## WORK TO BE COMPLETED
Across the entries below, how many lines contain the word "table"? Give the number alone.
────────────────────────────────────────
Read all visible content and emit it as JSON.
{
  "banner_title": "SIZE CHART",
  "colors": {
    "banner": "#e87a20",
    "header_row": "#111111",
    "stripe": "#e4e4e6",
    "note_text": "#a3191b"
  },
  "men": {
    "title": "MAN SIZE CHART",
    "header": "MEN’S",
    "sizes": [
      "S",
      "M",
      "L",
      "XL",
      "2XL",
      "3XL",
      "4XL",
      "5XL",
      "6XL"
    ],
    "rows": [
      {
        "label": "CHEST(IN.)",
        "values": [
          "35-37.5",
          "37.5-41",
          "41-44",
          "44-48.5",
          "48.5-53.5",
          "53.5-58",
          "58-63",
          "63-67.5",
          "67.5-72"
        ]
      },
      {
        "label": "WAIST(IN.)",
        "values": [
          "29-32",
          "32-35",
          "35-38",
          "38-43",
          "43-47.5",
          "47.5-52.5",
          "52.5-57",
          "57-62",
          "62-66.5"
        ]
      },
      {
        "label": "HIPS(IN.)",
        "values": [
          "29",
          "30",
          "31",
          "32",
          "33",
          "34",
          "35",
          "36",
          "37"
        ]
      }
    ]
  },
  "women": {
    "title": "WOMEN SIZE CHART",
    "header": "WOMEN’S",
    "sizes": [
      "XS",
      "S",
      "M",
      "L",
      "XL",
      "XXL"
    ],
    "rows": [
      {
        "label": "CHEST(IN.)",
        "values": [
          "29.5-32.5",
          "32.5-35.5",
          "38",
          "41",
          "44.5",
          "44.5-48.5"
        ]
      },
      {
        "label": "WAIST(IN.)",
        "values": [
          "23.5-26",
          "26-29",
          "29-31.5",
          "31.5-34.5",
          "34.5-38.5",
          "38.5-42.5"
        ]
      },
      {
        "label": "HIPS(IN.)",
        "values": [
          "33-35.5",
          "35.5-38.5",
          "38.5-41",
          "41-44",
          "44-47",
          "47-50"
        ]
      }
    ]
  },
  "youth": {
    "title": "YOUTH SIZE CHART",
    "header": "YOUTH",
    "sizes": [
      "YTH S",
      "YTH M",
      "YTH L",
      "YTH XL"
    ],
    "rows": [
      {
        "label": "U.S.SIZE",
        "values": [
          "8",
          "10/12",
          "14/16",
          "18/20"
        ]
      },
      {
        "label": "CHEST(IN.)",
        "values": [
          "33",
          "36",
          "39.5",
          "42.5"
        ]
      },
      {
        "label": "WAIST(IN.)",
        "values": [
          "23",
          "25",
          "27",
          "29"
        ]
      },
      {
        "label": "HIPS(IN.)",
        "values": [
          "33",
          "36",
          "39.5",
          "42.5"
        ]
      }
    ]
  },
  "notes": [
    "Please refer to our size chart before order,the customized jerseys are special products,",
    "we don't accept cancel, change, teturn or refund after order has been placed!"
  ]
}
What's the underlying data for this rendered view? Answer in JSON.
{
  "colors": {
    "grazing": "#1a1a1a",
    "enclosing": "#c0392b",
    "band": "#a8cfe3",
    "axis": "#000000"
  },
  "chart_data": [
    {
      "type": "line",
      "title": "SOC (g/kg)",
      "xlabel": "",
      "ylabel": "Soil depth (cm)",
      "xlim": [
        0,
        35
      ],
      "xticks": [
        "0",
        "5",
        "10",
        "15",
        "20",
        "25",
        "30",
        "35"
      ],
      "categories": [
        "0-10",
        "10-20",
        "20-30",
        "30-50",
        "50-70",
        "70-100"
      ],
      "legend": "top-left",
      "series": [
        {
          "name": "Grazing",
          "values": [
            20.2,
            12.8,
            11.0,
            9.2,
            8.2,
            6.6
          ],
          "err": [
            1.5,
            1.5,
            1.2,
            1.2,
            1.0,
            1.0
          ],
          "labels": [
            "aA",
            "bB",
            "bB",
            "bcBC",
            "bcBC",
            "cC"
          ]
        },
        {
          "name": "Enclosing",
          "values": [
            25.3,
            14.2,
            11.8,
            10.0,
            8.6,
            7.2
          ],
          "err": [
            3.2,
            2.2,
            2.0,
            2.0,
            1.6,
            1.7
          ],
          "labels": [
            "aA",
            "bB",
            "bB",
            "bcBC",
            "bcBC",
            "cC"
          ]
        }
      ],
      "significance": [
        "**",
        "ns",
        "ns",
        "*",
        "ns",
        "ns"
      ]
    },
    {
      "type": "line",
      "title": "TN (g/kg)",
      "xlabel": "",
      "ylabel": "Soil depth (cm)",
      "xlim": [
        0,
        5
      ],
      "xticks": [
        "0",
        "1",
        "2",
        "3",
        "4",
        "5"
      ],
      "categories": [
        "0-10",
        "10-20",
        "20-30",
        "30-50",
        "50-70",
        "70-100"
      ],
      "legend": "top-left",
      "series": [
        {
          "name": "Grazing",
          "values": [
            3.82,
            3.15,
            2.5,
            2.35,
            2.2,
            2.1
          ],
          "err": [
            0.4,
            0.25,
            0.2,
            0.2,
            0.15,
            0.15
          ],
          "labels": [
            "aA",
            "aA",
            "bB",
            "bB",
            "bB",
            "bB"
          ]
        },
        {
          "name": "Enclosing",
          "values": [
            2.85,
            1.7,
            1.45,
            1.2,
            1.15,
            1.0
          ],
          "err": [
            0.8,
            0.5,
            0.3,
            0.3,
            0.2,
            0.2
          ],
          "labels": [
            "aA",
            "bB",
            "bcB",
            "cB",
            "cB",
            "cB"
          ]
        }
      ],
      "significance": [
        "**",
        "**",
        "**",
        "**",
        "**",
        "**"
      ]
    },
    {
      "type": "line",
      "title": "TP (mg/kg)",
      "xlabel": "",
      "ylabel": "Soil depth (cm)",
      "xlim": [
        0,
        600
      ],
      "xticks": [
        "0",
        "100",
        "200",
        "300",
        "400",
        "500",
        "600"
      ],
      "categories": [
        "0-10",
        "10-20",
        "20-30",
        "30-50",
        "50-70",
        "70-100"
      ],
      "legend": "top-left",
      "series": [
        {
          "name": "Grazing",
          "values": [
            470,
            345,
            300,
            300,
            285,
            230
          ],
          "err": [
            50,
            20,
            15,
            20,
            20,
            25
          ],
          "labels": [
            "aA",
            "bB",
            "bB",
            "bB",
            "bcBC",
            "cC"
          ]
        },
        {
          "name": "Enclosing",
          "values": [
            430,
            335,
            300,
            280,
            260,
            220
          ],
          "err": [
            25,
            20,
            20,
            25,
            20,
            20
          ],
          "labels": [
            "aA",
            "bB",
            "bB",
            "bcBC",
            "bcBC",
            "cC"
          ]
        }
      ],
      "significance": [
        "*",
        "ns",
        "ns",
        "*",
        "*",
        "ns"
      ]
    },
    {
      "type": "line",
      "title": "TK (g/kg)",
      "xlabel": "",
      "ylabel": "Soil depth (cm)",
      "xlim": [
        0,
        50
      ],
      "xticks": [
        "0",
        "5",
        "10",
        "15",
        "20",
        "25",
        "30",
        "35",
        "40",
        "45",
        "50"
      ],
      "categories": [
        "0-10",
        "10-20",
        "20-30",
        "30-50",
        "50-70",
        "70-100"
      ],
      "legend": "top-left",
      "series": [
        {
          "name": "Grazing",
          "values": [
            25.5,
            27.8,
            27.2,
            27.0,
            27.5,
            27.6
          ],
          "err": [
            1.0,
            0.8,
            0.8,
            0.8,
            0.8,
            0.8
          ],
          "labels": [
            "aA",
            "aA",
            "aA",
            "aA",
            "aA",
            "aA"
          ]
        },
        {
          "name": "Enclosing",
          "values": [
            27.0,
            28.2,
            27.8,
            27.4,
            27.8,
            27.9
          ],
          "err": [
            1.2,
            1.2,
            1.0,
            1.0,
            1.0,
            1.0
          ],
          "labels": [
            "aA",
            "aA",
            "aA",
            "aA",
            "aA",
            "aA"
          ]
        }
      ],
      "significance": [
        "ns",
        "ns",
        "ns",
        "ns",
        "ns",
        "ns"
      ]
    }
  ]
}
────────────────────────────────────────
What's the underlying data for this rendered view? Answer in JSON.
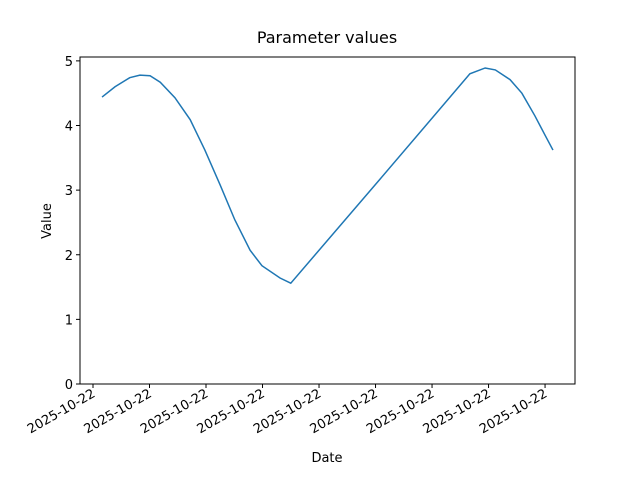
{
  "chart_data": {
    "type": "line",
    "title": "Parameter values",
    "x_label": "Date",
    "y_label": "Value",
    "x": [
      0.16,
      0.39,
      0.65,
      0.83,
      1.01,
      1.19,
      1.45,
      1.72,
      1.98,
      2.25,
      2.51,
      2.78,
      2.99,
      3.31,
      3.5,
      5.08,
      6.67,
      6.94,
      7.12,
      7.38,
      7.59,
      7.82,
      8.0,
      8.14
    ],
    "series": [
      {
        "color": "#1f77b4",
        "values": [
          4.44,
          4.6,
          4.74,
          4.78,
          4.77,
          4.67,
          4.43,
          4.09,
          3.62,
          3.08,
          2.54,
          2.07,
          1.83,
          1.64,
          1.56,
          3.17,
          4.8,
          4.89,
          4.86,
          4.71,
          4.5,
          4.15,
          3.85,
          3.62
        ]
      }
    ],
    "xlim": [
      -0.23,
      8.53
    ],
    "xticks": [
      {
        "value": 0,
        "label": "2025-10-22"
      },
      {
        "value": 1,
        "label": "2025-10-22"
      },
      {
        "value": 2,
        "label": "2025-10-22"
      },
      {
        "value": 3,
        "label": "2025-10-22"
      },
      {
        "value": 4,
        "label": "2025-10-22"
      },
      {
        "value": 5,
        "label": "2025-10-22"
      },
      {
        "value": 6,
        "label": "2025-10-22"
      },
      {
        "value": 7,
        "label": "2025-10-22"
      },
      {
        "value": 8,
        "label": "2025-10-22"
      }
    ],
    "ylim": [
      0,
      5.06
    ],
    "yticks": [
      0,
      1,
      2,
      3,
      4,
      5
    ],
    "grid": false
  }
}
────────────────────────────────────────
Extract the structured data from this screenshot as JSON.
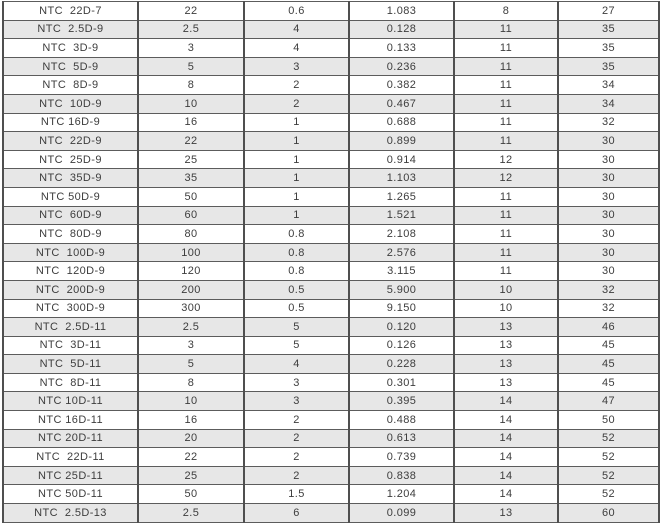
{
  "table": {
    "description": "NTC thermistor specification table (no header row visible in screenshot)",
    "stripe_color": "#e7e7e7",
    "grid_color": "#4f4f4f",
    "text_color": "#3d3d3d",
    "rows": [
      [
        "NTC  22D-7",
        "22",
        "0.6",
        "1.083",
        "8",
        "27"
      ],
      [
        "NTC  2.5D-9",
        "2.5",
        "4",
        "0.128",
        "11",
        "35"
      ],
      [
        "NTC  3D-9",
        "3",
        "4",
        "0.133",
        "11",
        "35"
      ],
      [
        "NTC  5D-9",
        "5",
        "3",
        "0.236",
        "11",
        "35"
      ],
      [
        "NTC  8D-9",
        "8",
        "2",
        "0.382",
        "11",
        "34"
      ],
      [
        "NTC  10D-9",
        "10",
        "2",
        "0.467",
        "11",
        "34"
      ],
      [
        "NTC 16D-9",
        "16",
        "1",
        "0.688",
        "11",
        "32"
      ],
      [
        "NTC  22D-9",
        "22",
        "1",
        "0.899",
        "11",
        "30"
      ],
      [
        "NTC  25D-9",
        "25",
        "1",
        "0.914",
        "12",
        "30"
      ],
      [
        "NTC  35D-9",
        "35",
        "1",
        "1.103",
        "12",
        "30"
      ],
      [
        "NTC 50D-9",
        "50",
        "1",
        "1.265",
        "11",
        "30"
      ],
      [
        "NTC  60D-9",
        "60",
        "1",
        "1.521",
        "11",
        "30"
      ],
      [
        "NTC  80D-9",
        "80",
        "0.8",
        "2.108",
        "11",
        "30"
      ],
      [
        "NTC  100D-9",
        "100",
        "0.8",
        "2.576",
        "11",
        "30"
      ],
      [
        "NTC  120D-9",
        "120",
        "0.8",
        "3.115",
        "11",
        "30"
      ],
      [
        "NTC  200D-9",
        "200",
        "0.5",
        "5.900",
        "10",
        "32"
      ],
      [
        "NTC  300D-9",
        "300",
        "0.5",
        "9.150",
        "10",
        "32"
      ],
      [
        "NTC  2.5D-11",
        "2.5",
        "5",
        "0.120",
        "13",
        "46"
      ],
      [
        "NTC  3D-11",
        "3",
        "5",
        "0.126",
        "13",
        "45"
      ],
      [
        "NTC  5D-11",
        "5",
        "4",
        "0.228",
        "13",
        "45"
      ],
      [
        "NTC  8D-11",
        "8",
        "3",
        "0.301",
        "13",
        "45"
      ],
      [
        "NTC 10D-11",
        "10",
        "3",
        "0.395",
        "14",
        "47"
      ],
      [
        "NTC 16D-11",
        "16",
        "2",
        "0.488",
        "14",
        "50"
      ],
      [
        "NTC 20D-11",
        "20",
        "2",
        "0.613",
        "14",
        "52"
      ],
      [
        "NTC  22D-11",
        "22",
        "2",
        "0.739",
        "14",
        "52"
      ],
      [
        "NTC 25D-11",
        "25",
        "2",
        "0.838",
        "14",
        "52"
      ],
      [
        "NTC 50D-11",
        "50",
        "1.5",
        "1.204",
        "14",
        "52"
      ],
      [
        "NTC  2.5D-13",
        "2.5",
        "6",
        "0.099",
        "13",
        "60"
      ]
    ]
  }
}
────────────────────────────────────────
## FULL ANSWER
2